** start Items **

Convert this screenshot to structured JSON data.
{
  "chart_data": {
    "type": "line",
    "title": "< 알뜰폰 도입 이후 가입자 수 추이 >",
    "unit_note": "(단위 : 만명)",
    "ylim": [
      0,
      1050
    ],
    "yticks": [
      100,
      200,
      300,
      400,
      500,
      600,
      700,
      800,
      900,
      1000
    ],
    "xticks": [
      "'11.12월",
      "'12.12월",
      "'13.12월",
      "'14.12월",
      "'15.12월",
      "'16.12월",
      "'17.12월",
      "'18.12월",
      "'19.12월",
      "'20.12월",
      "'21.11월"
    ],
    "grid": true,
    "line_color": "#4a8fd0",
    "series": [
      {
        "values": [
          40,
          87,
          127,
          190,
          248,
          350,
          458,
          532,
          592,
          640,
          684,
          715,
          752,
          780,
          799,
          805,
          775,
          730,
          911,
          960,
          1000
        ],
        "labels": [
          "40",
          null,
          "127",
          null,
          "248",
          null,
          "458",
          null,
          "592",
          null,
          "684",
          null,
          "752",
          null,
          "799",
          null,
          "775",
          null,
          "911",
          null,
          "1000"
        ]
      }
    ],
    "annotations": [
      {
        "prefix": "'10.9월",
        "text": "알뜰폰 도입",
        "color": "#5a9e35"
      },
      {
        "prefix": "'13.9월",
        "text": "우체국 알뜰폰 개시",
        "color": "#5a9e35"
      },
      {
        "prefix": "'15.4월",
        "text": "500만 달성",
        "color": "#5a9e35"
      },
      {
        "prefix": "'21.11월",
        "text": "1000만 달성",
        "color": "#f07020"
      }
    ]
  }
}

** end Items **

Write out the records above again, keeping each one identical to the original.

Exercise solution ->
Convert this screenshot to structured JSON data.
{
  "chart_data": {
    "type": "line",
    "title": "< 알뜰폰 도입 이후 가입자 수 추이 >",
    "unit_note": "(단위 : 만명)",
    "ylim": [
      0,
      1050
    ],
    "yticks": [
      100,
      200,
      300,
      400,
      500,
      600,
      700,
      800,
      900,
      1000
    ],
    "xticks": [
      "'11.12월",
      "'12.12월",
      "'13.12월",
      "'14.12월",
      "'15.12월",
      "'16.12월",
      "'17.12월",
      "'18.12월",
      "'19.12월",
      "'20.12월",
      "'21.11월"
    ],
    "grid": true,
    "line_color": "#4a8fd0",
    "series": [
      {
        "values": [
          40,
          87,
          127,
          190,
          248,
          350,
          458,
          532,
          592,
          640,
          684,
          715,
          752,
          780,
          799,
          805,
          775,
          730,
          911,
          960,
          1000
        ],
        "labels": [
          "40",
          null,
          "127",
          null,
          "248",
          null,
          "458",
          null,
          "592",
          null,
          "684",
          null,
          "752",
          null,
          "799",
          null,
          "775",
          null,
          "911",
          null,
          "1000"
        ]
      }
    ],
    "annotations": [
      {
        "prefix": "'10.9월",
        "text": "알뜰폰 도입",
        "color": "#5a9e35"
      },
      {
        "prefix": "'13.9월",
        "text": "우체국 알뜰폰 개시",
        "color": "#5a9e35"
      },
      {
        "prefix": "'15.4월",
        "text": "500만 달성",
        "color": "#5a9e35"
      },
      {
        "prefix": "'21.11월",
        "text": "1000만 달성",
        "color": "#f07020"
      }
    ]
  }
}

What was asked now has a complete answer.